Stored records
## start
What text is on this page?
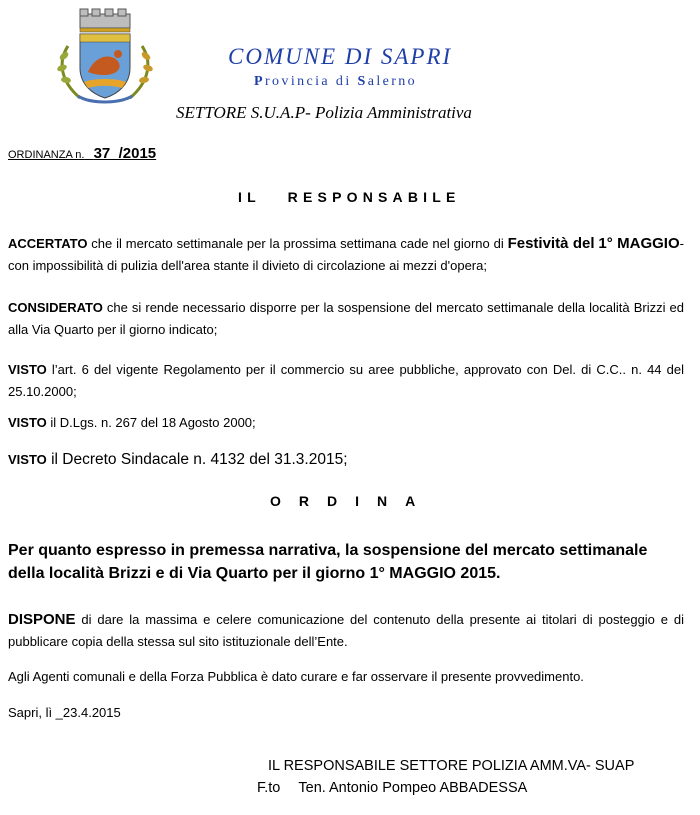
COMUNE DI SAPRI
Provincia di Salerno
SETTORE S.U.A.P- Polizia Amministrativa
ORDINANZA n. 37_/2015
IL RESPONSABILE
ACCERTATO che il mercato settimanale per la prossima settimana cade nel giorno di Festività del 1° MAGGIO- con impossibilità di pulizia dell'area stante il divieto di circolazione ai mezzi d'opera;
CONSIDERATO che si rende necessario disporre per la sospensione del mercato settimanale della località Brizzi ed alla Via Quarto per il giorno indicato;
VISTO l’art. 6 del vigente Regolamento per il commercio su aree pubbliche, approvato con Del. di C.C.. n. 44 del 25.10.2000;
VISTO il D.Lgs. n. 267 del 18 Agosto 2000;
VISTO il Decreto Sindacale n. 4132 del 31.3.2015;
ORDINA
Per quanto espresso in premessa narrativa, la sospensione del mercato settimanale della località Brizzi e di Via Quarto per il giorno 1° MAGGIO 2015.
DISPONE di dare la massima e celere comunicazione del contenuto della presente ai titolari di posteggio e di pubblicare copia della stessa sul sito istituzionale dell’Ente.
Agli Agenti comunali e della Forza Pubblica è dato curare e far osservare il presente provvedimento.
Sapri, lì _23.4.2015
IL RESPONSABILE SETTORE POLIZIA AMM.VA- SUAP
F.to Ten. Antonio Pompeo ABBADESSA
## end
Repeat the material above verbatim, with no pictures in the output.

Written solution:
What text is on this page?
COMUNE DI SAPRI
Provincia di Salerno
SETTORE S.U.A.P- Polizia Amministrativa
ORDINANZA n. 37_/2015
IL RESPONSABILE
ACCERTATO che il mercato settimanale per la prossima settimana cade nel giorno di Festività del 1° MAGGIO- con impossibilità di pulizia dell'area stante il divieto di circolazione ai mezzi d'opera;
CONSIDERATO che si rende necessario disporre per la sospensione del mercato settimanale della località Brizzi ed alla Via Quarto per il giorno indicato;
VISTO l’art. 6 del vigente Regolamento per il commercio su aree pubbliche, approvato con Del. di C.C.. n. 44 del 25.10.2000;
VISTO il D.Lgs. n. 267 del 18 Agosto 2000;
VISTO il Decreto Sindacale n. 4132 del 31.3.2015;
ORDINA
Per quanto espresso in premessa narrativa, la sospensione del mercato settimanale della località Brizzi e di Via Quarto per il giorno 1° MAGGIO 2015.
DISPONE di dare la massima e celere comunicazione del contenuto della presente ai titolari di posteggio e di pubblicare copia della stessa sul sito istituzionale dell’Ente.
Agli Agenti comunali e della Forza Pubblica è dato curare e far osservare il presente provvedimento.
Sapri, lì _23.4.2015
IL RESPONSABILE SETTORE POLIZIA AMM.VA- SUAP
F.to Ten. Antonio Pompeo ABBADESSA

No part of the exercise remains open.